Texte à analyser:
Il ne faudrait pas oublier les listes. Un futur papa, c’est le roi des listes (enfin il faut bien avouer que la future maman, elle est carrément un cran au dessus, voir deux, mais là je ne parle pas des futures mamans, juste des futurs papas). Les listes des choses à faire, les listes des choses à acheter, les listes de prénoms… D’ailleurs le prénom, enfin plutôt son choix, c’est toute une gageure. J’en connais des futurs parents qui dés … même pas le troisième mois, ont choisi… Nous, on ne s’est fixé qu’il y a quelques jours, à peine… Alors si jamais toi qui me lis, tu es un futur papa, un presque presque papa et que son prénom n’est toujours pas choisi, ne panique pas, c’est pas grave.

Futur papa, c’est aussi une histoire de questions. Des questions cons, des questions qui te feront rire, des questions qui te stresseront… Est ce que je vais lui faire mal en la prenant dans mes bras ? Et comment ça se change une couche ? Qu’est ce qu’on va écrire sur le bracelet à la maternité si on a pas encore choisi son prénom ? Est ce que je pourrais me retenir de mettre des contrats sur les mecs qu’elle ramènera, dans 20 ans (oui dans 20 ans, laissez moi mes illusions ROH) ? Dans ces cas là, il y a un vrai truc cool, c’est les jeunes papas. Il y en a toujours un pour prendre 30 secondes et discuter avec toi. Pour te raconter comment ça c’est passé pour eux. Et pour te dire que les gestes viennent tout seul, que tout sera ok. (Bon ok il y a aussi ceux qui sont des papas d’ados et qui là te font peur exprès, en te racontant la dernière connerie de leur progéniture adorée). C’est un peu comme la solidarité féminine, mais entre presque et déjà papas. Comme un club où l’on se sert les coudes.

Et puis il y a les rêves. Parce qu’être futur papa, c’est aussi rêver. Rêver éveillé de quand la puce sera là. Faire un truc et se tire ‘tient dans quelques temps (comprendre année) elle pourra le faire avec moi. Voir une pub de parc d’attraction pour petits et sourire crétinement en pensant au futur week-end la bas… Mais comme réver éveillé ne suffit pas, il ne faut pas oublier de rêver la nuit aussi. Bon les rêves la nuit, c’est du coup toujours un peu plus space. Il est même possible de rêver qu’elle assistera à une conférence de @benoitc aux DjangoCongs 2014 et qu’à la fin elle se mettra debout sur sa chaise pour poser des questions… (oui je sais, je sais…).

Consigne A:
D'après le texte à analyser, qui prend volontiers quelques instants pour discuter avec un futur papa ?
Consigne B:
Résumez le texte à analyser en deux phrases.

Données fournies:
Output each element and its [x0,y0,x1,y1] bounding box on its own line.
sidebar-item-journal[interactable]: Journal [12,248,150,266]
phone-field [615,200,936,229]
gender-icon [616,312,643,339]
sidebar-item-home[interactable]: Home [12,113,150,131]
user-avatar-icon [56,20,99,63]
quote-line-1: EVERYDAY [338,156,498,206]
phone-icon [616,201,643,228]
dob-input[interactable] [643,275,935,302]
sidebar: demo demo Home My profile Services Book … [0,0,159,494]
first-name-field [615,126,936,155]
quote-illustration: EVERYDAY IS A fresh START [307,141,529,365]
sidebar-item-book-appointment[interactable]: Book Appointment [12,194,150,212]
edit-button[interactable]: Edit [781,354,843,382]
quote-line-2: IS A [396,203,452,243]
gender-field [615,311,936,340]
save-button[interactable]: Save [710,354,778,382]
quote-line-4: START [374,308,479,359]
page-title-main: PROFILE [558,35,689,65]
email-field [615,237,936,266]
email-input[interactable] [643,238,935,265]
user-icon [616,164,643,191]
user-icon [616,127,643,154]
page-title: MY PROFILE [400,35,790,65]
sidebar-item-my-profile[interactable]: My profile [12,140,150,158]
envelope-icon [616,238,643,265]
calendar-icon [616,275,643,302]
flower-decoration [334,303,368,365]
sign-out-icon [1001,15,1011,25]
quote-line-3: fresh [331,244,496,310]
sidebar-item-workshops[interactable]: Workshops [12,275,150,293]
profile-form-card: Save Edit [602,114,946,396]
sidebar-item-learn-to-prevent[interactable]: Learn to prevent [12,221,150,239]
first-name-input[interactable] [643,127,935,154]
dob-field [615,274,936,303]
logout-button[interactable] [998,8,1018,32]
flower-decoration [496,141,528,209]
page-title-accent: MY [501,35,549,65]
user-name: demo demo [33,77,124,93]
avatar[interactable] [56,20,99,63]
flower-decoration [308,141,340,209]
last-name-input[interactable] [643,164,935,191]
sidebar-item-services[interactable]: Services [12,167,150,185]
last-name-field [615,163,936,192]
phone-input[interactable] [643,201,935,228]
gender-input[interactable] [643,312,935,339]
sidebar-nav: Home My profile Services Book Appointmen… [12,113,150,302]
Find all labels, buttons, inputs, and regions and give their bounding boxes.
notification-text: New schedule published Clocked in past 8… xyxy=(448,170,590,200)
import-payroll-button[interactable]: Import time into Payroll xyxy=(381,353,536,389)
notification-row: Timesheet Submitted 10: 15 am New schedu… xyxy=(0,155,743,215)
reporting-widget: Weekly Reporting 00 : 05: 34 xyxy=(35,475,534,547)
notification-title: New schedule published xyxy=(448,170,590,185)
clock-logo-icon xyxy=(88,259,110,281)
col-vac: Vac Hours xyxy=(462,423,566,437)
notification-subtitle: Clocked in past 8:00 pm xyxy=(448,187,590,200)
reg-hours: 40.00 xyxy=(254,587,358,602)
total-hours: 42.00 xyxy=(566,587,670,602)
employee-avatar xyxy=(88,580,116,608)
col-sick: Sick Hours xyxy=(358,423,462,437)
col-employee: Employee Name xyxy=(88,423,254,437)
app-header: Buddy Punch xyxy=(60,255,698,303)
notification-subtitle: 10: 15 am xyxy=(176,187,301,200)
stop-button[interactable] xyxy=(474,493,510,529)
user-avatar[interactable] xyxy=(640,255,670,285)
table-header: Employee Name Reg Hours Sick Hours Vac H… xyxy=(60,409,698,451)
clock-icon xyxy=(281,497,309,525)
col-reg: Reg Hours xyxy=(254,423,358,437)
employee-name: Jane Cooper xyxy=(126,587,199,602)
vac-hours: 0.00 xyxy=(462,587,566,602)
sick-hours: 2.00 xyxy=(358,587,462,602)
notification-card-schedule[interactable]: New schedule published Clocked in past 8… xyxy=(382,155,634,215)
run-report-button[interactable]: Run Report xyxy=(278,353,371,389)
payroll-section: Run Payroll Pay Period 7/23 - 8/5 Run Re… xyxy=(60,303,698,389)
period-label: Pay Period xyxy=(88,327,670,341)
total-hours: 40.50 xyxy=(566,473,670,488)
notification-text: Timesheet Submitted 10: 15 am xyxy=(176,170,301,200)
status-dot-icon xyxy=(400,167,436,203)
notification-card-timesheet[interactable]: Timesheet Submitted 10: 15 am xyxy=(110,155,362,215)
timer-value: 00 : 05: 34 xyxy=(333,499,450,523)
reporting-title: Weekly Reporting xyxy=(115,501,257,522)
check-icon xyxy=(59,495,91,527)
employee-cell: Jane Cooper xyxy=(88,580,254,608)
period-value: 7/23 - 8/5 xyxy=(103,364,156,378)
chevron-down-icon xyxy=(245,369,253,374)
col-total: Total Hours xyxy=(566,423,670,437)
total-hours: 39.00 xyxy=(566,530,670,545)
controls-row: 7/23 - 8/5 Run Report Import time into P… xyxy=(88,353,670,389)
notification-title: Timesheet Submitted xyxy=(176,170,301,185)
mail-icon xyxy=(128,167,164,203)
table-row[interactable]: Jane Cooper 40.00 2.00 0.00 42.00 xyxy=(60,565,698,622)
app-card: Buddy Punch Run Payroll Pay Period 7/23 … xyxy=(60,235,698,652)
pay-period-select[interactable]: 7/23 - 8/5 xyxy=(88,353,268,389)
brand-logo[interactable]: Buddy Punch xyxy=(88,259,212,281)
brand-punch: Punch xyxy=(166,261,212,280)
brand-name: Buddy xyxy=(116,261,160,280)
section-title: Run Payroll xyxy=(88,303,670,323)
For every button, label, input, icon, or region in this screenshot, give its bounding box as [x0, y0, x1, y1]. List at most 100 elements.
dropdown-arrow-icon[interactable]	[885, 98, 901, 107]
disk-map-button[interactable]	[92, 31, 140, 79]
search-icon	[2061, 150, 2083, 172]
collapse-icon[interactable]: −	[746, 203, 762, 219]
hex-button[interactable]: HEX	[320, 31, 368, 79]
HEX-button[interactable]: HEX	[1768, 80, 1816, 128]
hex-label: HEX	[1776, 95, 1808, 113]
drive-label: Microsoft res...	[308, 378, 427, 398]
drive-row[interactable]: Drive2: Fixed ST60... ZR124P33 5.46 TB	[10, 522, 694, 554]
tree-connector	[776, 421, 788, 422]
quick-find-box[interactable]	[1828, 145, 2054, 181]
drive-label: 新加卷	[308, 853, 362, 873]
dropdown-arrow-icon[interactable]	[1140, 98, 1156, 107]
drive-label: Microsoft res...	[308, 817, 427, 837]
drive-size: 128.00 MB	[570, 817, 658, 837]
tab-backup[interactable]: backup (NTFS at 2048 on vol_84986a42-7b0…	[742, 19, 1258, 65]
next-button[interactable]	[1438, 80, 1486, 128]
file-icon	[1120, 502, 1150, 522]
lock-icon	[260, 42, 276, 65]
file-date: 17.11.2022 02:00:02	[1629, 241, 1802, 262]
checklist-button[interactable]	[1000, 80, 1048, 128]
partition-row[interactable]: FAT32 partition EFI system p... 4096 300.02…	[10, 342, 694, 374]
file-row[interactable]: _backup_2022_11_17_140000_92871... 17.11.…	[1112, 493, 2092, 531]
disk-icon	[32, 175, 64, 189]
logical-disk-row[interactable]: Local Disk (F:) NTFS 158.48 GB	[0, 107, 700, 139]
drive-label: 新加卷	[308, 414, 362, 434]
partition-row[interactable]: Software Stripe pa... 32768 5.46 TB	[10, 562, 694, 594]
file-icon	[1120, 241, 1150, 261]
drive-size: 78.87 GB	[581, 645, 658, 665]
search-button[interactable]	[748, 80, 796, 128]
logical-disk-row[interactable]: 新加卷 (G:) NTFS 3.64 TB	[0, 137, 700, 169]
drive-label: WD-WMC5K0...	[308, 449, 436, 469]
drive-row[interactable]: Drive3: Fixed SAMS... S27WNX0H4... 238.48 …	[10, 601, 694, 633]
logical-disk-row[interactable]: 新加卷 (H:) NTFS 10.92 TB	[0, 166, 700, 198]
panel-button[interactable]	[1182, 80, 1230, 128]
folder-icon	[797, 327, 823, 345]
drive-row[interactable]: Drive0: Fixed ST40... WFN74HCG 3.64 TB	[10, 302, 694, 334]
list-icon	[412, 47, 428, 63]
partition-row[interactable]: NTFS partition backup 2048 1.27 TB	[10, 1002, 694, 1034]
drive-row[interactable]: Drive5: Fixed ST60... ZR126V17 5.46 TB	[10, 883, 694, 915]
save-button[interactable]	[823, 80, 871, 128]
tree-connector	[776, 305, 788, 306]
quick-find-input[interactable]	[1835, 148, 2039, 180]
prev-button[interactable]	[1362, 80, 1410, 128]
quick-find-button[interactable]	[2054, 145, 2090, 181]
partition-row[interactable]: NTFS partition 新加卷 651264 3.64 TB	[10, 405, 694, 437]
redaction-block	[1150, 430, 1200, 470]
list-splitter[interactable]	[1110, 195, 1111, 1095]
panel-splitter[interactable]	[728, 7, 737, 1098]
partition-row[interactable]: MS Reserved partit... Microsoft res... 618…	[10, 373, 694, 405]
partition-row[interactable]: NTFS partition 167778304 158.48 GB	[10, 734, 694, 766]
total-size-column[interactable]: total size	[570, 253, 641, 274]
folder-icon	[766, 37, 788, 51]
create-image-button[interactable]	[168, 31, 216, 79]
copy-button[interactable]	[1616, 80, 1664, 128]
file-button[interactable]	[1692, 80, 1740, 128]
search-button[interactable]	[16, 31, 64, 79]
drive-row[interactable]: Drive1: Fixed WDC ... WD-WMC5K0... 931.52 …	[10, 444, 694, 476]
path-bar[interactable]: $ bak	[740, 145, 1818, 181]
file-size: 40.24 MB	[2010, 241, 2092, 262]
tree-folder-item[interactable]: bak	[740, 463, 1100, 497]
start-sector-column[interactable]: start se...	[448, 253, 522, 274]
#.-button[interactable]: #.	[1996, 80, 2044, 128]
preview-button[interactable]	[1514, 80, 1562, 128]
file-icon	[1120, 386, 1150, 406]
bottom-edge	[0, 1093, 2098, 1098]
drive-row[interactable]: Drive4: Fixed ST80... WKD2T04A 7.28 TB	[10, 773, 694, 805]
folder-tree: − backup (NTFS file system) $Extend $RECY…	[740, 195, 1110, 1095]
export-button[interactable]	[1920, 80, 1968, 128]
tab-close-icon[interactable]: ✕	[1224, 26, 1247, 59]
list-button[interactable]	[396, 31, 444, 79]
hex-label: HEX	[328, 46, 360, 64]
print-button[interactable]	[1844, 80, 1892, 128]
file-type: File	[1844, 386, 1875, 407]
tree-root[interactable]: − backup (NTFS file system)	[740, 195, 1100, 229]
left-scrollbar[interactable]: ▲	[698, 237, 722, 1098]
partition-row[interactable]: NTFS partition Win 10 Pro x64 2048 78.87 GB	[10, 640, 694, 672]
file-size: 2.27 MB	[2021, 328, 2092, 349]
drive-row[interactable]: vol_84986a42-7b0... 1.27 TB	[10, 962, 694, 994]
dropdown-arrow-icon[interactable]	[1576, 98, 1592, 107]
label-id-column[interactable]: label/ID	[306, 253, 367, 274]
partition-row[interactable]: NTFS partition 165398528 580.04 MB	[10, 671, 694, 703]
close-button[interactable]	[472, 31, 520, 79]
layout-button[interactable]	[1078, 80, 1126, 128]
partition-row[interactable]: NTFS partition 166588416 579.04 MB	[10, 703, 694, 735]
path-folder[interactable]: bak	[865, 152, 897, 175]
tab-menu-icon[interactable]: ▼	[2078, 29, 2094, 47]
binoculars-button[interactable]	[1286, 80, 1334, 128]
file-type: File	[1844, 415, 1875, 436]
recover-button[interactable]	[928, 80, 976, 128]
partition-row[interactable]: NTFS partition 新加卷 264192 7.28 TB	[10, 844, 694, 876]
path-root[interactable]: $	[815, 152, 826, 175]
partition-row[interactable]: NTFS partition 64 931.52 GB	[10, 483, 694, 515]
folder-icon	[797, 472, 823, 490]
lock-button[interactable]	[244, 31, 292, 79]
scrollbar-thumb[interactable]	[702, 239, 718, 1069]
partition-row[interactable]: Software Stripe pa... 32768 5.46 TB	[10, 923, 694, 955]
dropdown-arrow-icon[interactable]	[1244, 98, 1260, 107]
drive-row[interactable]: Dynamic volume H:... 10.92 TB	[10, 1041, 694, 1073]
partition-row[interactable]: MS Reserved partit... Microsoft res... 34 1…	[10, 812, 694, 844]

Réponse A:
Les jeunes papas.

Réponse B:
Le texte à analyser présente le futur papa comme le roi des listes, dont celle des prénoms, dont le choix peut tarder sans gravité, et comme quelqu'un qui se pose de nombreuses questions, auxquelles les jeunes papas répondent volontiers, comme dans un club où l'on se sert les coudes. Il évoque aussi les rêves, éveillés ou nocturnes, tournés vers l'enfant à venir.